====== Exercise inputs
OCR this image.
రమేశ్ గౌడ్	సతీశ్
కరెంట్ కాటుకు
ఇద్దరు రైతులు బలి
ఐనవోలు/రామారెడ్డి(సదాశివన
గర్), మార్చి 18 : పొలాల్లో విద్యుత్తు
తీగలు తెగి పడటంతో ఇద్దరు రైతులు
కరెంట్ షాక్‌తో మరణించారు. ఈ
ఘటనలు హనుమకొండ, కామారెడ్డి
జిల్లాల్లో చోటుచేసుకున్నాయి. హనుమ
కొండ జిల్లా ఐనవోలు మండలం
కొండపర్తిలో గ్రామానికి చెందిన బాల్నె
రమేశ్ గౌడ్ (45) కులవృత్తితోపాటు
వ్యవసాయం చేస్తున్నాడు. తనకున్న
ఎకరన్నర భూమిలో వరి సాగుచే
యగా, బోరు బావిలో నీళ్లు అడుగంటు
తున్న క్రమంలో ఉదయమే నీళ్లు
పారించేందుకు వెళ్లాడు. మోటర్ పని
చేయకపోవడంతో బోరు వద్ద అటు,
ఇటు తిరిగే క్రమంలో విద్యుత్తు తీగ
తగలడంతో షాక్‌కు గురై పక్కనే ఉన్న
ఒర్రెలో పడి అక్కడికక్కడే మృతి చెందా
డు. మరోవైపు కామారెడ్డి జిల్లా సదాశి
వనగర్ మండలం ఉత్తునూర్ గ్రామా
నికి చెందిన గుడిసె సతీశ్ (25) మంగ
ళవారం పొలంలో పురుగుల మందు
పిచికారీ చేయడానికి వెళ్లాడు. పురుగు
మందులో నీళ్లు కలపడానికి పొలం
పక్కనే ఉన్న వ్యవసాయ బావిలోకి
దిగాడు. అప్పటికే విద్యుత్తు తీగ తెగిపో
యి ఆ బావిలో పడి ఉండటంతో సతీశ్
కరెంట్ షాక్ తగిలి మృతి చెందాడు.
============
# [Directive]
Each record above should be output again exactly.

# [Result of the task]
OCR this image.
రమేశ్ గౌడ్	సతీశ్
కరెంట్ కాటుకు
ఇద్దరు రైతులు బలి
ఐనవోలు/రామారెడ్డి(సదాశివన
గర్), మార్చి 18 : పొలాల్లో విద్యుత్తు
తీగలు తెగి పడటంతో ఇద్దరు రైతులు
కరెంట్ షాక్‌తో మరణించారు. ఈ
ఘటనలు హనుమకొండ, కామారెడ్డి
జిల్లాల్లో చోటుచేసుకున్నాయి. హనుమ
కొండ జిల్లా ఐనవోలు మండలం
కొండపర్తిలో గ్రామానికి చెందిన బాల్నె
రమేశ్ గౌడ్ (45) కులవృత్తితోపాటు
వ్యవసాయం చేస్తున్నాడు. తనకున్న
ఎకరన్నర భూమిలో వరి సాగుచే
యగా, బోరు బావిలో నీళ్లు అడుగంటు
తున్న క్రమంలో ఉదయమే నీళ్లు
పారించేందుకు వెళ్లాడు. మోటర్ పని
చేయకపోవడంతో బోరు వద్ద అటు,
ఇటు తిరిగే క్రమంలో విద్యుత్తు తీగ
తగలడంతో షాక్‌కు గురై పక్కనే ఉన్న
ఒర్రెలో పడి అక్కడికక్కడే మృతి చెందా
డు. మరోవైపు కామారెడ్డి జిల్లా సదాశి
వనగర్ మండలం ఉత్తునూర్ గ్రామా
నికి చెందిన గుడిసె సతీశ్ (25) మంగ
ళవారం పొలంలో పురుగుల మందు
పిచికారీ చేయడానికి వెళ్లాడు. పురుగు
మందులో నీళ్లు కలపడానికి పొలం
పక్కనే ఉన్న వ్యవసాయ బావిలోకి
దిగాడు. అప్పటికే విద్యుత్తు తీగ తెగిపో
యి ఆ బావిలో పడి ఉండటంతో సతీశ్
కరెంట్ షాక్ తగిలి మృతి చెందాడు.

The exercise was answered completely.